[THE PROBLEM] Every record must appear in your copy exactly as written, with no pictures.
┄┄┄┄┄┄┄┄┄┄┄┄┄┄┄┄┄┄┄┄
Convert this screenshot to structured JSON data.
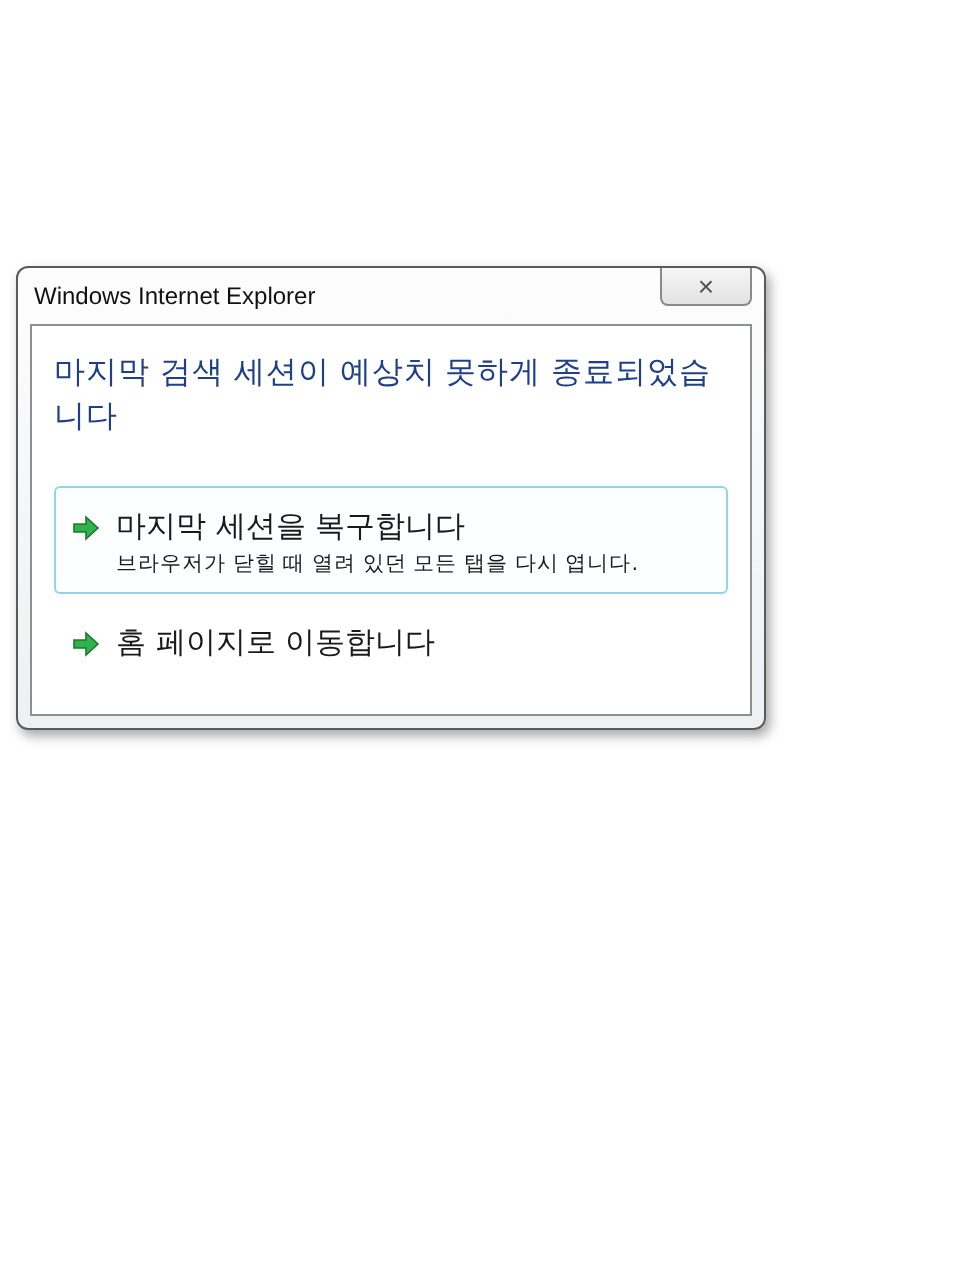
{
  "window": {
    "title": "Windows Internet Explorer",
    "close": "×"
  },
  "heading": "마지막 검색 세션이 예상치 못하게 종료되었습니다",
  "options": [
    {
      "label": "마지막 세션을 복구합니다",
      "description": "브라우저가 닫힐 때 열려 있던 모든 탭을 다시 엽니다.",
      "selected": true
    },
    {
      "label": "홈 페이지로 이동합니다",
      "selected": false
    }
  ]
}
┄┄┄┄┄┄┄┄┄┄┄┄┄┄┄┄┄┄┄┄
[FINAL RESULT]
Convert this screenshot to structured JSON data.
{
  "window": {
    "title": "Windows Internet Explorer",
    "close": "×"
  },
  "heading": "마지막 검색 세션이 예상치 못하게 종료되었습니다",
  "options": [
    {
      "label": "마지막 세션을 복구합니다",
      "description": "브라우저가 닫힐 때 열려 있던 모든 탭을 다시 엽니다.",
      "selected": true
    },
    {
      "label": "홈 페이지로 이동합니다",
      "selected": false
    }
  ]
}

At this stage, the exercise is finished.